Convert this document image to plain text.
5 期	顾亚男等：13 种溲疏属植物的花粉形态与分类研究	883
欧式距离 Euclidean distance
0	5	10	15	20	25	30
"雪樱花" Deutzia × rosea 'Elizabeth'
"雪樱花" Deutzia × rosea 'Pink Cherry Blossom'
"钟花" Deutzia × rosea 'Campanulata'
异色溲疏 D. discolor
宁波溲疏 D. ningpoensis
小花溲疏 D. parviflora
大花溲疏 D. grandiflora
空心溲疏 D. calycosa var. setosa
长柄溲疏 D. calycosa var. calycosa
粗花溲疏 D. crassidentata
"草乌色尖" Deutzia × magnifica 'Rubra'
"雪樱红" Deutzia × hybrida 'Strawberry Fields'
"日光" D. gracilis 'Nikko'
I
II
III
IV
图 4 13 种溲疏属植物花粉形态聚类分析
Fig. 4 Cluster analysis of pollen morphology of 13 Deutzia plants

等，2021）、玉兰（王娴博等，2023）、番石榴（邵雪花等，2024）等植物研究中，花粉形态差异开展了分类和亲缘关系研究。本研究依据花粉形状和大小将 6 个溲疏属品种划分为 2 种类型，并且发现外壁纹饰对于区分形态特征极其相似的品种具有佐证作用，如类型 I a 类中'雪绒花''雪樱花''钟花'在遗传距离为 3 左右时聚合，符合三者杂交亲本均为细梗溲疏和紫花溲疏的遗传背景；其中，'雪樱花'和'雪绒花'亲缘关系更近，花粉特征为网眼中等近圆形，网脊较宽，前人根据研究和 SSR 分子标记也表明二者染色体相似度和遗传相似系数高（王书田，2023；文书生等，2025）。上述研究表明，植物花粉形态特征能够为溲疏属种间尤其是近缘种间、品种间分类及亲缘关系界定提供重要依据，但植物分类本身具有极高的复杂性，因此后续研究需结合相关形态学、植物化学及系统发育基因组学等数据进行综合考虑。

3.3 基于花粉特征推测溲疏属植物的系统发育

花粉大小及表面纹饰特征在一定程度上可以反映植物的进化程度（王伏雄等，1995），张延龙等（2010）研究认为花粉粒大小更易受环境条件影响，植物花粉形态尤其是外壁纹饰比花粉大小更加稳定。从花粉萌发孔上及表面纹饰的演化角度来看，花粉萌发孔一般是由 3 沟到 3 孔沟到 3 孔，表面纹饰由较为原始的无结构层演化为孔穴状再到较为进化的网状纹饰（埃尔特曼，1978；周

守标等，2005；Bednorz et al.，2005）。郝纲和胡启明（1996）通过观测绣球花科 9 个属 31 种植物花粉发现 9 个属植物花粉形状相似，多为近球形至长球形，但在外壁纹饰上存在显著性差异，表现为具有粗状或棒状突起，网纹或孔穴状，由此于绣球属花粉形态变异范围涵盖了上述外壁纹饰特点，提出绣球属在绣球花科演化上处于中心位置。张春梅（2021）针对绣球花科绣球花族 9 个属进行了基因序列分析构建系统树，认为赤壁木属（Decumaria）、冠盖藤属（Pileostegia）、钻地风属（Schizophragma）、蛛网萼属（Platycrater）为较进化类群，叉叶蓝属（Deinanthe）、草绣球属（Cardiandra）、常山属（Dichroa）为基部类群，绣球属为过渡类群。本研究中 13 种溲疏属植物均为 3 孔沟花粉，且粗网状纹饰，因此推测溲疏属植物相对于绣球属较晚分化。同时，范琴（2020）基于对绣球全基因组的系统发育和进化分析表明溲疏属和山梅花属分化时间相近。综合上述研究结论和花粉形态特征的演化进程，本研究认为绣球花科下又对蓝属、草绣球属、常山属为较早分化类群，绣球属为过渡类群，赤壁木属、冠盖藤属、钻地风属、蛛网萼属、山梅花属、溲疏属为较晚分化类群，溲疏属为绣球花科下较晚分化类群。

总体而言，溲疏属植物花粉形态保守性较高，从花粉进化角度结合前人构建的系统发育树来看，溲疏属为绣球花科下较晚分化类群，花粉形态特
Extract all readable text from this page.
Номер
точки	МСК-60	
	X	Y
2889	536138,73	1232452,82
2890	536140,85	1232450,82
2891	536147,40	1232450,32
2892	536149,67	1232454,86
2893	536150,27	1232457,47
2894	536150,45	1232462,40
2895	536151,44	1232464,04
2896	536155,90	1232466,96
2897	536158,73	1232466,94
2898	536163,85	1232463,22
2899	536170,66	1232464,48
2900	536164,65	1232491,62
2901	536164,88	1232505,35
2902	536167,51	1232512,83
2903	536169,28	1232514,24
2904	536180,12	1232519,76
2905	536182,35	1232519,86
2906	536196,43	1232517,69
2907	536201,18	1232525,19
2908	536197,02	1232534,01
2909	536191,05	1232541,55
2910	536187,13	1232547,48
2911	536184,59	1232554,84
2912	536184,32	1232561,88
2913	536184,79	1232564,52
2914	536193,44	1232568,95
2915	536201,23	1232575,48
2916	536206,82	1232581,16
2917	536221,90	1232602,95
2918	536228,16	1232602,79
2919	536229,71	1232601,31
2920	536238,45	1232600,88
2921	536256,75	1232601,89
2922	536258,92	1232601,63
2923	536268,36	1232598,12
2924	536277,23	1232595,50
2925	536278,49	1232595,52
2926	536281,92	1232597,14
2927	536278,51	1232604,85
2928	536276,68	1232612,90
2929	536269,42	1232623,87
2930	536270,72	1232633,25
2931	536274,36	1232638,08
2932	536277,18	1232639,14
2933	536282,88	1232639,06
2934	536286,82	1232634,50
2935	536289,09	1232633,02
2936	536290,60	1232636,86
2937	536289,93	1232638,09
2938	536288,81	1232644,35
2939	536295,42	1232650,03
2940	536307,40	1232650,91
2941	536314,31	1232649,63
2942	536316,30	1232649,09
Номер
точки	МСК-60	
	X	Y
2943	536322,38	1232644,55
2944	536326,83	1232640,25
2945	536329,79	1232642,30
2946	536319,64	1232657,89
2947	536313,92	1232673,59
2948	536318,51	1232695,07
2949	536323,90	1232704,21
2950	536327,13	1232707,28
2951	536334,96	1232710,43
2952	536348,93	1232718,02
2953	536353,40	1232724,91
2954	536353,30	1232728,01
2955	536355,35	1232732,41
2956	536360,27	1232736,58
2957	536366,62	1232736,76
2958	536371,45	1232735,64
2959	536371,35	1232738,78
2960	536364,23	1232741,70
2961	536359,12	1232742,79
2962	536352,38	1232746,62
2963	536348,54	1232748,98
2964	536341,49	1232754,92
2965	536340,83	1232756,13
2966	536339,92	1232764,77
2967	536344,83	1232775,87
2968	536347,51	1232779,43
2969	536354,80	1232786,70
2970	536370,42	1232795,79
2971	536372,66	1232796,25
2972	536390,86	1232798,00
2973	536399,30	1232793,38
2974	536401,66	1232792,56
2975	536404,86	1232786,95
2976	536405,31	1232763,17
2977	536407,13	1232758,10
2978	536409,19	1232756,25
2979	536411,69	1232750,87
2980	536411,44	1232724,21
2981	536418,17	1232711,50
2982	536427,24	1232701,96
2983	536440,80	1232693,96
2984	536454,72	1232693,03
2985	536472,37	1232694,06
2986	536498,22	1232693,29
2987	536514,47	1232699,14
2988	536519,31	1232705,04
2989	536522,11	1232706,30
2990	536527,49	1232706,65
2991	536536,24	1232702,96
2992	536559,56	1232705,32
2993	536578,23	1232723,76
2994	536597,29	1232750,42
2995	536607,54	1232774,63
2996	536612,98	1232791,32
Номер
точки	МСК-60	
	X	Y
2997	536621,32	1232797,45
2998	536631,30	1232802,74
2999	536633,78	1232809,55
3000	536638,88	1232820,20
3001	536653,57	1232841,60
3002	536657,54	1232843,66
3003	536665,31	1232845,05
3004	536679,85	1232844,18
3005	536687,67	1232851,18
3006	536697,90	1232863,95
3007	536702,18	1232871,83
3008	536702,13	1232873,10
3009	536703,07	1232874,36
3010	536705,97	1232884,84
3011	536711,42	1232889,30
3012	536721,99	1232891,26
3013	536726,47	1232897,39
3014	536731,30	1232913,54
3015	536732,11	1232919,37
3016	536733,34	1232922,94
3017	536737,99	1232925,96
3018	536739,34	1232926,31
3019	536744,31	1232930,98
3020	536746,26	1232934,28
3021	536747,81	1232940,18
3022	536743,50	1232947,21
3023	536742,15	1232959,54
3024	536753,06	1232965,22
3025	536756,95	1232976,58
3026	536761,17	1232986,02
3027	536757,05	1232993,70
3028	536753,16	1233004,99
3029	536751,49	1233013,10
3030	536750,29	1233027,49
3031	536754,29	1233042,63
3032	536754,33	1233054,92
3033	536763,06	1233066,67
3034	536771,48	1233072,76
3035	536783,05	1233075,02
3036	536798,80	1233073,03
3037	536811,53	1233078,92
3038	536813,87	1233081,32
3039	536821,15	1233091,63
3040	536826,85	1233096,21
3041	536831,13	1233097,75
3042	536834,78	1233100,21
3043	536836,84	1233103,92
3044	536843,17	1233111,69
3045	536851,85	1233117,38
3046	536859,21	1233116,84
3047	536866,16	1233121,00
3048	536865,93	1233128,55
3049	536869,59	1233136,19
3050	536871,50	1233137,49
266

• **Directions**
Wherever the word "calycosa" occurs in a line of the listing, copy that line.

• **Problem solution**
空心溲疏 D. calycosa var. setosa
长柄溲疏 D. calycosa var. calycosa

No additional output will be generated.